Dataset entries:

= = = = = = =

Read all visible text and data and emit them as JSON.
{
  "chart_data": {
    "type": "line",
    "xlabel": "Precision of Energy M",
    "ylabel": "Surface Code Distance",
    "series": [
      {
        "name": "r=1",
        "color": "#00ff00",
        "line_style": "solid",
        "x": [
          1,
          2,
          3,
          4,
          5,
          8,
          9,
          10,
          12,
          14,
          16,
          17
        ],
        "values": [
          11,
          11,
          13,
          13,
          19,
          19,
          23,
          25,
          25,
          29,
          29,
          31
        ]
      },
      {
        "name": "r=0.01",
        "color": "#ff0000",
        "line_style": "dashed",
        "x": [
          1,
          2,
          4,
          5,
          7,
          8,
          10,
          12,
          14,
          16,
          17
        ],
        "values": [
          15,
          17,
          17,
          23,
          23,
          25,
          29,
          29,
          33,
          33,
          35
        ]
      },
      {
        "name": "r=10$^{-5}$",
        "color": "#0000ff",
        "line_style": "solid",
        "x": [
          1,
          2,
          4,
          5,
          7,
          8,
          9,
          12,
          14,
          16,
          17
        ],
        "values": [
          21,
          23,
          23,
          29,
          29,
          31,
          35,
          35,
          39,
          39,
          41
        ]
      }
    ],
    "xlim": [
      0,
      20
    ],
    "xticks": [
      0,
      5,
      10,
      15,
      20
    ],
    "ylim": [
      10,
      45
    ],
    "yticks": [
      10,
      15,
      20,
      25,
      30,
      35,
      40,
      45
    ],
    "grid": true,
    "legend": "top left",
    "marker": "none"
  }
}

= = = = = = =

Extract the full listing above without altering anything.

Read all visible text and data and emit them as JSON.
{
  "chart_data": {
    "type": "line",
    "xlabel": "Precision of Energy M",
    "ylabel": "Surface Code Distance",
    "series": [
      {
        "name": "r=1",
        "color": "#00ff00",
        "line_style": "solid",
        "x": [
          1,
          2,
          3,
          4,
          5,
          8,
          9,
          10,
          12,
          14,
          16,
          17
        ],
        "values": [
          11,
          11,
          13,
          13,
          19,
          19,
          23,
          25,
          25,
          29,
          29,
          31
        ]
      },
      {
        "name": "r=0.01",
        "color": "#ff0000",
        "line_style": "dashed",
        "x": [
          1,
          2,
          4,
          5,
          7,
          8,
          10,
          12,
          14,
          16,
          17
        ],
        "values": [
          15,
          17,
          17,
          23,
          23,
          25,
          29,
          29,
          33,
          33,
          35
        ]
      },
      {
        "name": "r=10$^{-5}$",
        "color": "#0000ff",
        "line_style": "solid",
        "x": [
          1,
          2,
          4,
          5,
          7,
          8,
          9,
          12,
          14,
          16,
          17
        ],
        "values": [
          21,
          23,
          23,
          29,
          29,
          31,
          35,
          35,
          39,
          39,
          41
        ]
      }
    ],
    "xlim": [
      0,
      20
    ],
    "xticks": [
      0,
      5,
      10,
      15,
      20
    ],
    "ylim": [
      10,
      45
    ],
    "yticks": [
      10,
      15,
      20,
      25,
      30,
      35,
      40,
      45
    ],
    "grid": true,
    "legend": "top left",
    "marker": "none"
  }
}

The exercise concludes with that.